━━━ Quoted text ━━━
There will be multiple twists and turns over days, weeks and months, but a de-escalation in the Middle East conflict is more likely than not.

March is typically the month when many of us follow college basketball and the “March Madness” of watching exciting men’s and women’s games. Not this year. As we enter the fifth week of the Gulf war, all eyes are on energy markets and geopolitical risks.

What seems surprising is that risk markets have held up better than expected since the conflict ignited, causing a fissure in the geopolitical landscape of the Middle East and forcing the effective closure of the most important energy chokepoint in the world.

At the time of writing, the MSCI ACWI index is down about 8% since the conflict began on February 28 and down about 5% year-to-date. The U.S. rates market has also moved about 50 basis points higher, while credit spreads have remained relatively contained during the war.

Global markets appear, therefore, to be rationalizing developments across a wide range of outcomes and arriving at a measured conclusion: de-escalation is the most likely path forward. The Strait of Hormuz is simply too important geopolitically and economically for its effective closure to persist. At the same time, the lower oil intensity of the global economy today has helped drive a more measured market response to the war.

A Local Chokepoint of Global Importance

Despite the lower oil intensity, the commodity is still critical to world economic activity. Approximately 20 million barrels of oil per day (around 20% of global supply) transit through the Strait, with large volumes of helium, liquified natural gas (LNG), refined fuels, petrochemical feedstocks and fertilizers also needing to move through, highlighting the channel's centrality to global industrial supply chains.
━━━ Supplied entries ━━━
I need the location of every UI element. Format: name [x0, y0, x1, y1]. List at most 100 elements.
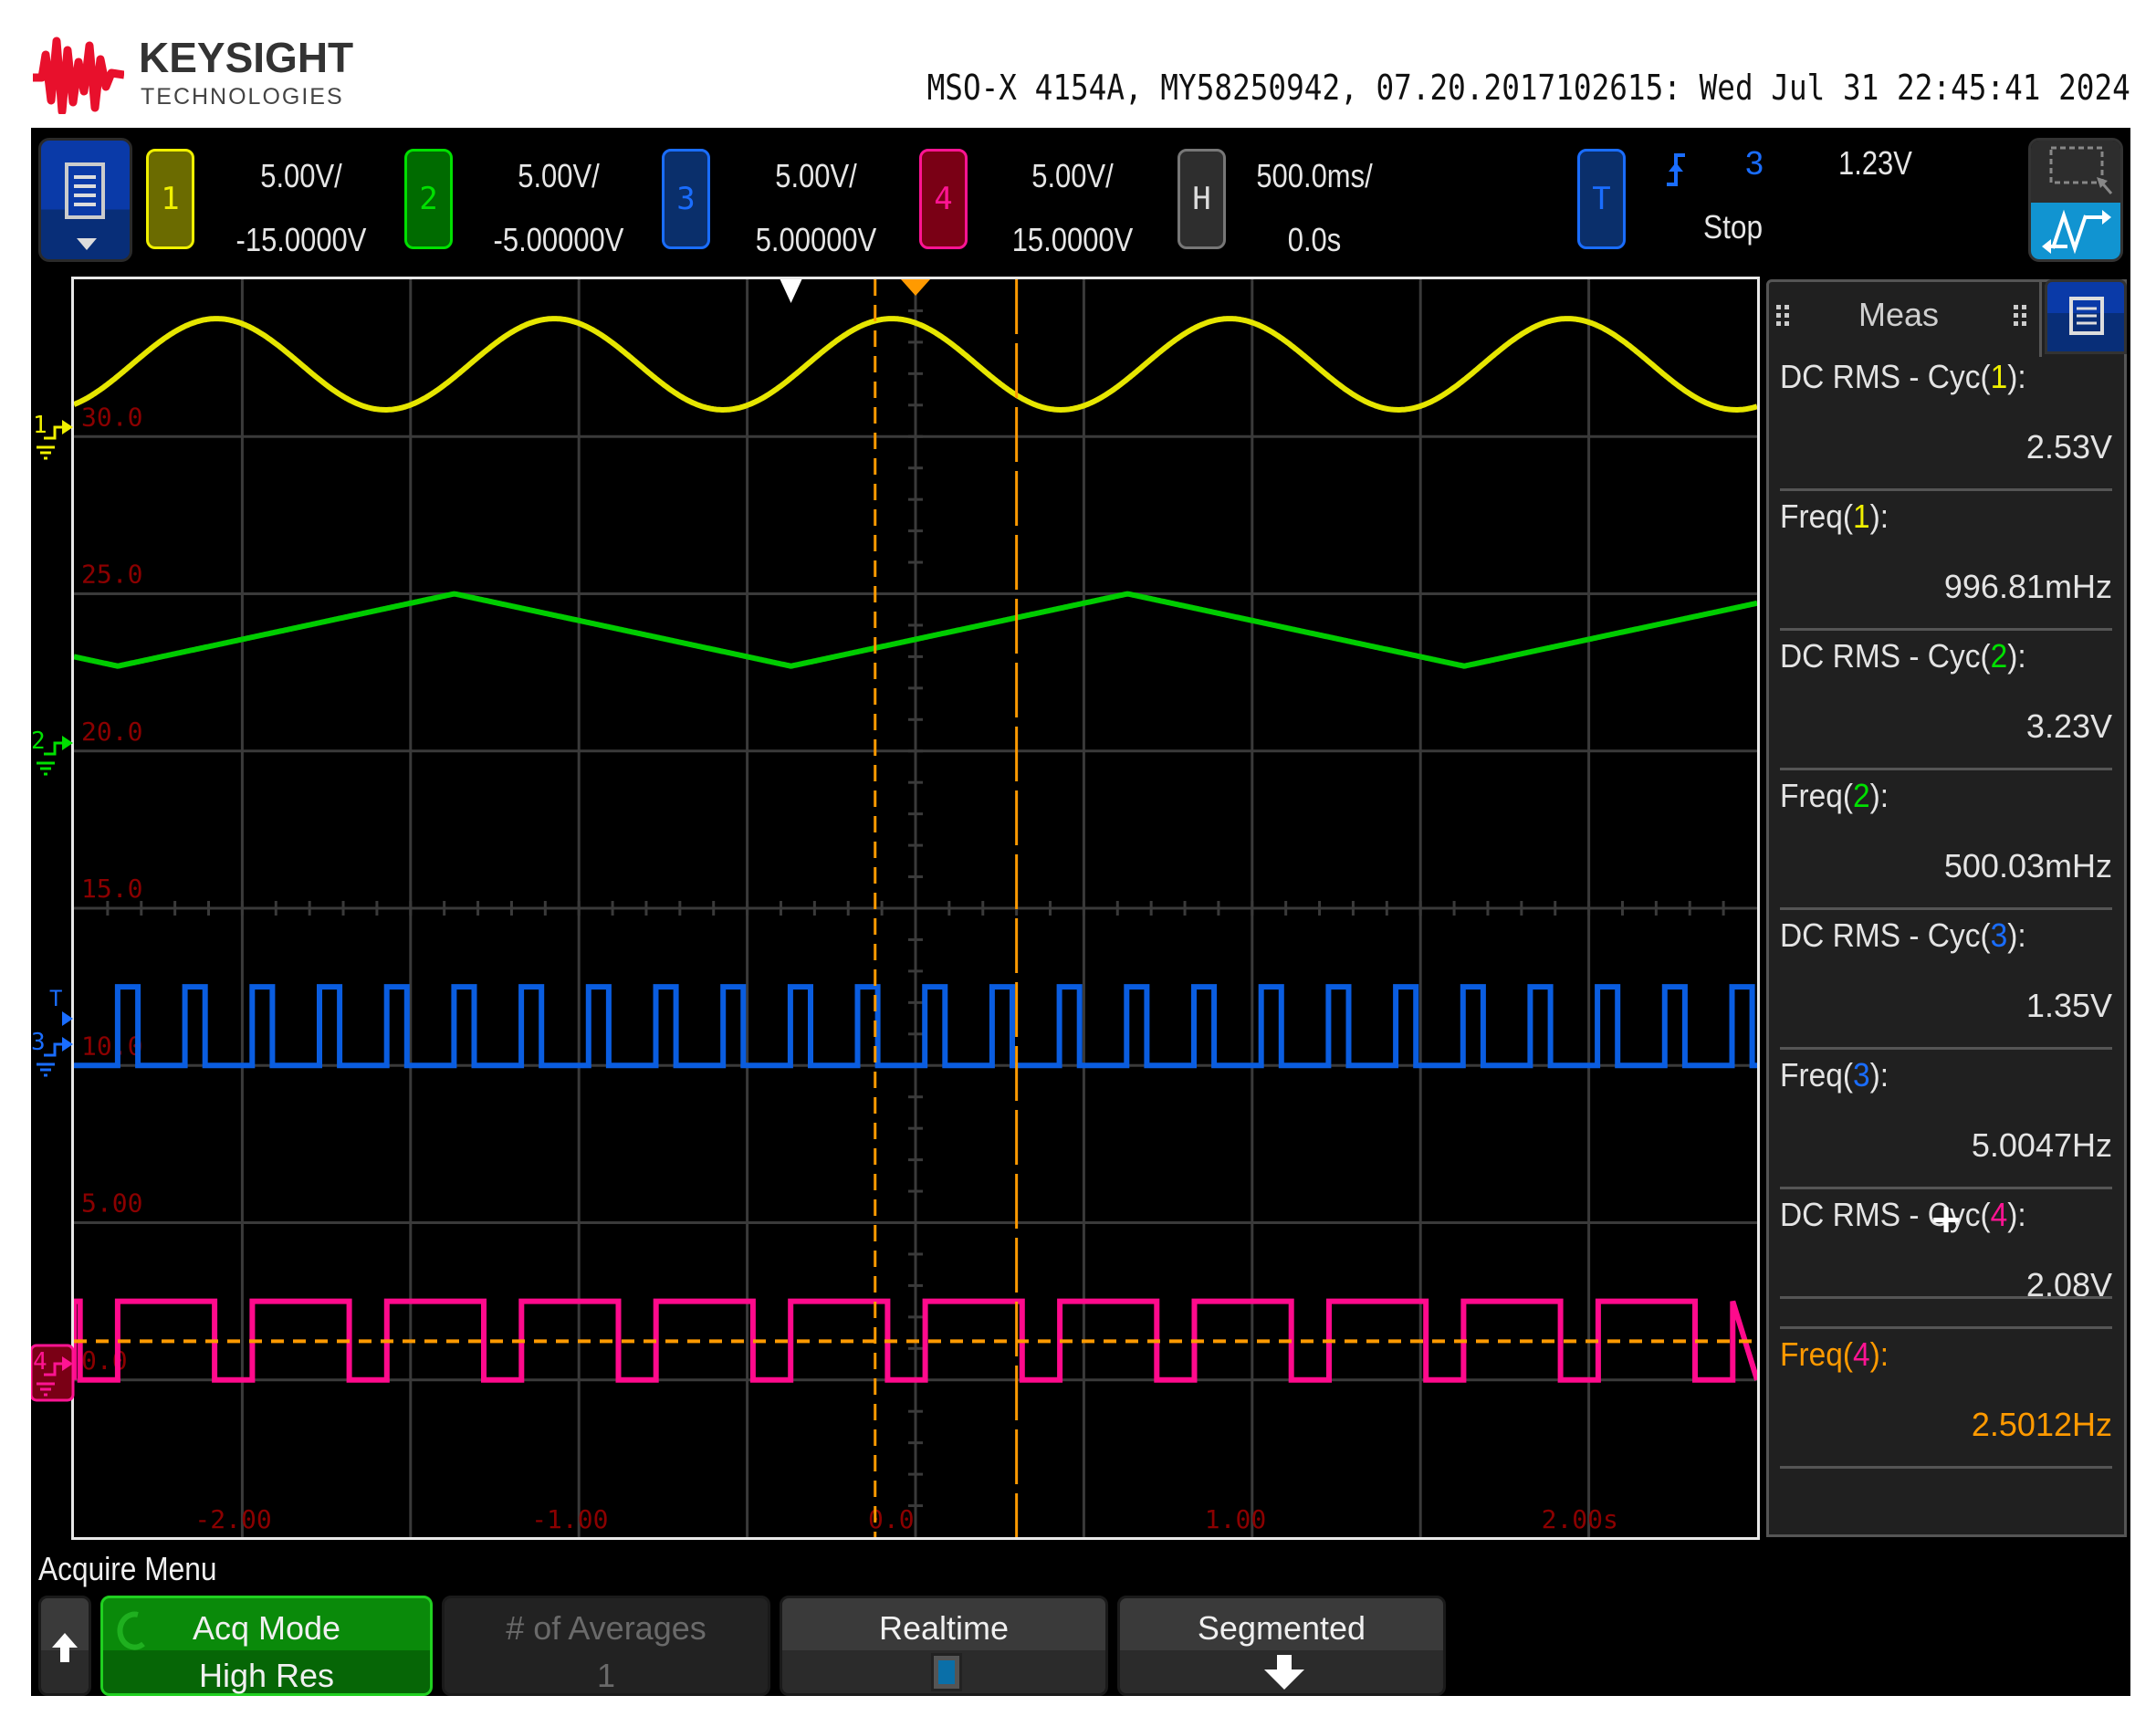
channel-2-button[interactable]: 2	[404, 149, 453, 249]
measurement-label[interactable]: DC RMS - Cyc(3):	[1780, 916, 2094, 955]
zoom-box-mode-button[interactable]	[2031, 141, 2120, 203]
voltage-tick-label: 0.0	[81, 1345, 128, 1376]
channel-4-ground-marker[interactable]: 4	[31, 1344, 75, 1402]
main-menu-button[interactable]	[38, 138, 132, 262]
channel-1-number: 1	[161, 181, 180, 217]
voltage-tick-label: 15.0	[81, 874, 142, 904]
time-tick-label: 1.00	[1205, 1504, 1266, 1534]
realtime-softkey[interactable]: Realtime	[780, 1596, 1108, 1696]
channel-4-number: 4	[934, 181, 953, 217]
measurement-name: Freq(	[1780, 497, 1853, 535]
measurement-label[interactable]: DC RMS - Cyc(2):	[1780, 637, 2094, 675]
channel-2-ground-marker[interactable]: 2	[31, 727, 73, 776]
averages-softkey: # of Averages 1	[442, 1596, 770, 1696]
channel-1-ground-marker[interactable]: 1	[33, 412, 73, 460]
measurement-separator	[1780, 1047, 2112, 1050]
run-status: Stop	[1703, 208, 1764, 246]
measurement-name: DC RMS - Cyc(	[1780, 916, 1991, 954]
measurement-label[interactable]: Freq(4):	[1780, 1335, 2094, 1374]
back-button[interactable]	[38, 1596, 91, 1696]
box-zoom-icon	[2049, 146, 2113, 194]
measurement-channel: 3	[1990, 916, 2008, 954]
header: KEYSIGHT TECHNOLOGIES MSO-X 4154A, MY582…	[0, 0, 2156, 128]
measurement-value: 996.81mHz	[1943, 567, 2112, 605]
measurement-label[interactable]: Freq(3):	[1780, 1056, 2094, 1094]
measurement-separator	[1780, 1187, 2112, 1189]
channel-3-settings[interactable]: 5.00V/ 5.00000V	[746, 144, 887, 272]
time-scale: 500.0ms/	[1256, 157, 1373, 194]
dropdown-triangle-icon	[77, 238, 97, 250]
measurement-name: Freq(	[1780, 777, 1853, 814]
menu-document-icon	[65, 162, 105, 219]
trigger-position-marker	[901, 279, 930, 296]
measurement-label[interactable]: DC RMS - Cyc(1):	[1780, 358, 2094, 396]
waveform-plot[interactable]: 35.0V30.025.020.015.010.05.000.0-2.00-1.…	[74, 279, 1757, 1537]
segmented-label: Segmented	[1197, 1609, 1366, 1647]
down-arrow-icon	[1264, 1655, 1304, 1690]
channel-4-offset: 15.0000V	[1011, 221, 1134, 258]
grid-lines	[74, 279, 1757, 1537]
brand-name: KEYSIGHT	[139, 34, 354, 81]
segmented-softkey[interactable]: Segmented	[1117, 1596, 1446, 1696]
voltage-tick-label: 25.0	[81, 560, 142, 590]
measurements-menu-button[interactable]	[2045, 279, 2127, 354]
channel-4-button[interactable]: 4	[919, 149, 968, 249]
measurement-label[interactable]: Freq(2):	[1780, 777, 2094, 815]
channel-3-number: 3	[676, 181, 696, 217]
measurement-separator	[1780, 1326, 2112, 1329]
acq-mode-label: Acq Mode	[192, 1609, 341, 1647]
horizontal-button[interactable]: H	[1177, 149, 1226, 249]
measurement-value: 500.03mHz	[1943, 846, 2112, 884]
up-arrow-icon	[52, 1633, 78, 1662]
realtime-checkbox[interactable]	[931, 1653, 962, 1691]
channel-3-button[interactable]: 3	[662, 149, 710, 249]
measurement-channel: 1	[1990, 358, 2008, 395]
channel-2-offset: -5.00000V	[493, 221, 624, 258]
measurement-channel: 4	[1852, 1335, 1870, 1373]
horizontal-badge-label: H	[1192, 181, 1211, 217]
horizontal-settings[interactable]: 500.0ms/ 0.0s	[1244, 144, 1386, 272]
drag-grip-left-icon[interactable]	[1776, 305, 1793, 329]
measurements-tab[interactable]: Meas	[1826, 296, 1972, 334]
voltage-tick-label: 10.0	[81, 1031, 142, 1061]
trigger-level[interactable]: 1.23V	[1838, 144, 1912, 183]
touch-mode-toggle[interactable]	[2028, 138, 2123, 262]
drag-grip-right-icon[interactable]	[2014, 305, 2030, 329]
measurement-value: 1.35V	[2025, 986, 2112, 1024]
measurement-name-suffix: ):	[1869, 497, 1889, 535]
channel-3-offset: 5.00000V	[755, 221, 877, 258]
measurement-name-suffix: ):	[1869, 777, 1889, 814]
measurement-separator	[1780, 1296, 2112, 1299]
channel-2-settings[interactable]: 5.00V/ -5.00000V	[488, 144, 630, 272]
channel-4-settings[interactable]: 5.00V/ 15.0000V	[1002, 144, 1144, 272]
channel-2-number: 2	[419, 181, 438, 217]
time-delay: 0.0s	[1287, 221, 1342, 258]
averages-label: # of Averages	[506, 1609, 706, 1647]
trigger-button[interactable]: T	[1577, 149, 1626, 249]
acq-mode-value: High Res	[198, 1657, 335, 1694]
add-measurement-button[interactable]: +	[1780, 1196, 2112, 1242]
svg-text:3: 3	[31, 1029, 46, 1056]
svg-text:2: 2	[31, 727, 46, 755]
measurement-separator	[1780, 1466, 2112, 1469]
brand-subtitle: TECHNOLOGIES	[141, 84, 344, 110]
channel-1-button[interactable]: 1	[146, 149, 194, 249]
channel-3-ground-marker[interactable]: 3	[31, 1029, 73, 1077]
trigger-level-marker[interactable]: T	[49, 986, 73, 1026]
acq-mode-softkey[interactable]: Acq Mode High Res	[100, 1596, 433, 1696]
measurement-name-suffix: ):	[1869, 1056, 1889, 1094]
measurement-channel: 1	[1852, 497, 1870, 535]
measurement-label[interactable]: Freq(1):	[1780, 497, 2094, 536]
realtime-label: Realtime	[878, 1609, 1010, 1647]
list-menu-icon	[2069, 297, 2104, 335]
channel-1-scale: 5.00V/	[260, 157, 342, 194]
time-tick-label: -1.00	[531, 1504, 608, 1534]
measurement-name: DC RMS - Cyc(	[1780, 637, 1991, 675]
measurement-separator	[1780, 907, 2112, 910]
trigger-source[interactable]: 3	[1745, 144, 1764, 183]
voltage-tick-label: 5.00	[81, 1188, 142, 1219]
measurement-channel: 3	[1852, 1056, 1870, 1094]
pan-mode-button[interactable]	[2031, 202, 2120, 259]
measurement-name: Freq(	[1780, 1335, 1853, 1373]
channel-1-settings[interactable]: 5.00V/ -15.0000V	[231, 144, 372, 272]
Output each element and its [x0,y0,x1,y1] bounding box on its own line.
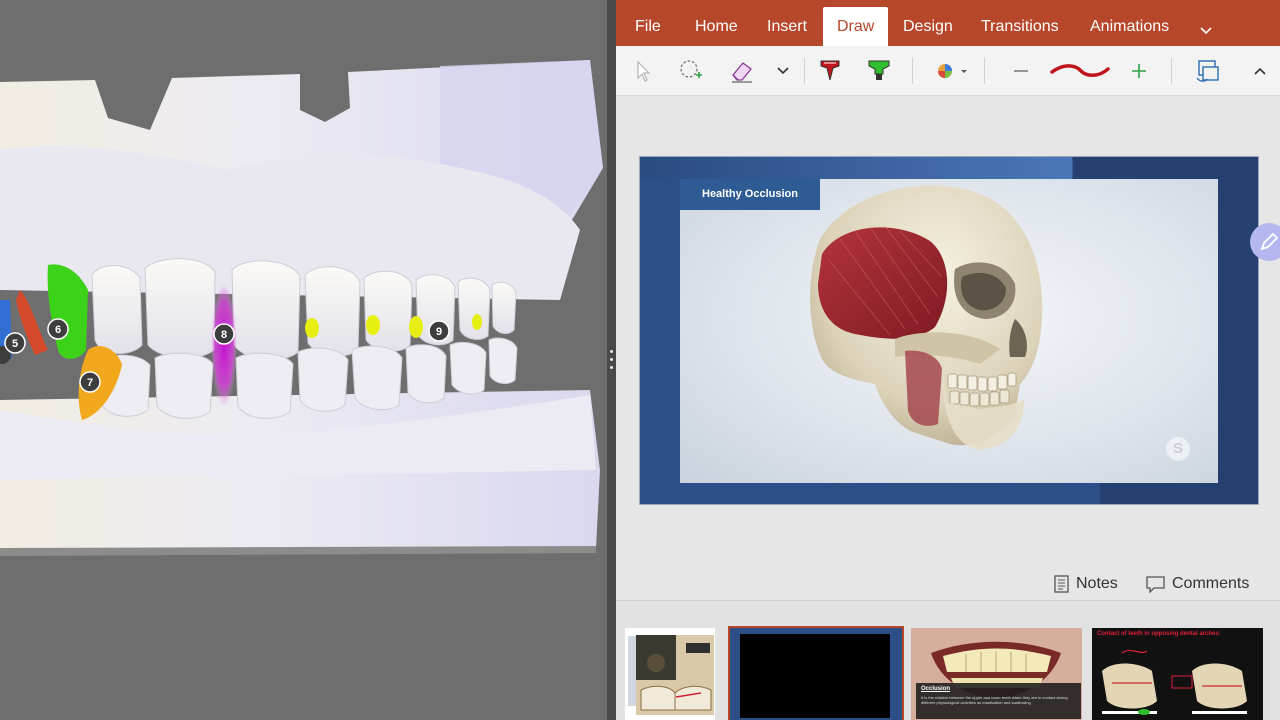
color-palette-icon[interactable] [933,56,971,86]
marker-label-7: 7 [87,377,93,389]
splitter-grip-dot[interactable] [610,358,613,361]
tab-draw[interactable]: Draw [823,7,889,46]
view-status-row: Notes Comments [616,568,1280,600]
skull-illustration [810,185,1043,450]
comment-icon [1146,576,1165,593]
notes-icon [1054,575,1069,593]
marker-label-8: 8 [221,329,227,341]
slide-thumbnail-3[interactable]: Occlusion It is the relation between the… [911,628,1082,720]
tab-file[interactable]: File [635,0,661,46]
tab-animations[interactable]: Animations [1090,0,1169,46]
collapse-ribbon-icon[interactable] [1252,56,1268,86]
slide-thumbnail-2-selected[interactable] [728,626,904,720]
dental-3d-viewer[interactable]: 5 6 7 8 9 [0,0,607,720]
toolbar-separator [912,58,913,84]
red-pen-icon[interactable] [817,56,843,86]
ink-to-shape-icon[interactable] [1193,56,1223,86]
marker-label-5: 5 [12,338,18,350]
marker-label-6: 6 [55,324,61,336]
toolbar-separator [1171,58,1172,84]
thumb3-text: It is the relation between the upper and… [921,695,1068,705]
tab-insert[interactable]: Insert [767,0,807,46]
toolbar-separator [984,58,985,84]
more-tabs-chevron-icon[interactable] [1200,4,1212,50]
marker-label-9: 9 [436,326,442,338]
green-highlighter-icon[interactable] [866,56,892,86]
thickness-decrease-icon[interactable] [1010,56,1032,86]
slide-thumbnail-4[interactable]: Contact of teeth in opposing dental arch… [1092,628,1263,720]
thickness-increase-icon[interactable] [1128,56,1150,86]
tab-home[interactable]: Home [695,0,738,46]
select-arrow-icon[interactable] [630,56,656,86]
more-pens-chevron-icon[interactable] [774,56,792,86]
slide-watermark-logo: S [1166,437,1190,461]
slide-video-frame: Healthy Occlusion S [680,179,1218,483]
comments-button[interactable]: Comments [1146,572,1249,596]
tab-design[interactable]: Design [903,0,953,46]
splitter-grip-dot[interactable] [610,366,613,369]
slide-canvas[interactable]: Healthy Occlusion S [640,157,1258,504]
slide-thumbnail-1[interactable] [625,628,715,720]
powerpoint-window: File Home Insert Draw Design Transitions… [616,0,1280,720]
ribbon-tab-bar: File Home Insert Draw Design Transitions… [616,0,1280,46]
splitter-grip-dot[interactable] [610,350,613,353]
eraser-icon[interactable] [727,56,757,86]
pen-floating-button[interactable] [1250,223,1280,261]
screen: 5 6 7 8 9 File Home Insert Draw Design T… [0,0,1280,720]
dental-model-render[interactable]: 5 6 7 8 9 [0,0,607,720]
slide-thumbnail-strip: Occlusion It is the relation between the… [616,600,1280,720]
marker-8-contact [211,283,237,407]
comments-label: Comments [1172,575,1250,592]
toolbar-separator [804,58,805,84]
ink-stroke-preview[interactable] [1048,56,1112,86]
draw-toolbar [616,46,1280,96]
lasso-select-icon[interactable] [676,56,706,86]
notes-button[interactable]: Notes [1054,572,1118,596]
pencil-icon [1260,232,1279,251]
tab-transitions[interactable]: Transitions [981,0,1059,46]
thumb3-title: Occlusion [921,686,951,692]
thumb4-title: Contact of teeth in opposing dental arch… [1097,631,1221,637]
notes-label: Notes [1076,575,1118,592]
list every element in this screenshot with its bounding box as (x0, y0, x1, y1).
━━━
* **What is being asked**:
Write the next part of the market commentary on the Gulf war and the Strait of Hormuz, starting right after its last sentence.

* **Exercise result**:
The duration of this shock and the extent of the energy shortages remain the key variable. Even if a ceasefire is declared in the near term, it will likely take several months or more before energy supplies return to pre-war levels. As of this writing, while some energy production capabilities have been damaged (particularly LNG), it appears that the vast majority are still intact.

Crucially, the impact is asymmetric: economies more reliant on imported energy—China, Europe, India and Japan—face meaningfully greater disruptions than the U.S., which has achieved a high degree of energy self-sufficiency.

Currently, the forward curve for oil prices has WTI and Brent at $76 and $82, respectively, by December 2026. At these levels, we do not see significant demand destruction nor a meaningful increase in inflation. We estimate that oil would need to be in the $150 range for a six to twelve month period before it would lead to meaningful demand destruction, likely reducing global and U.S. GDP by about a full percentage point and half a percentage point, respectively. In addition, core inflation could increase by 0.25—0.50 percentage points, while headline inflation, which includes energy, could be up in the 2-percentage point range.

Fog of War and Multiple Outcomes

To be clear, we are still very much in the fog of war. Negotiations appear to be ongoing as we write, yet we expect many twists and turns before any durable resolution emerges. We’re likely to see a series of negotiations followed by violations of cease fires followed by more negotiations.

The announced deployment of additional U.S. troops to the Persian Gulf and the administration’s decision to extend its deadline for attacking Iranian energy infrastructure to April 6 reflect this state of flux, further complicating the picture.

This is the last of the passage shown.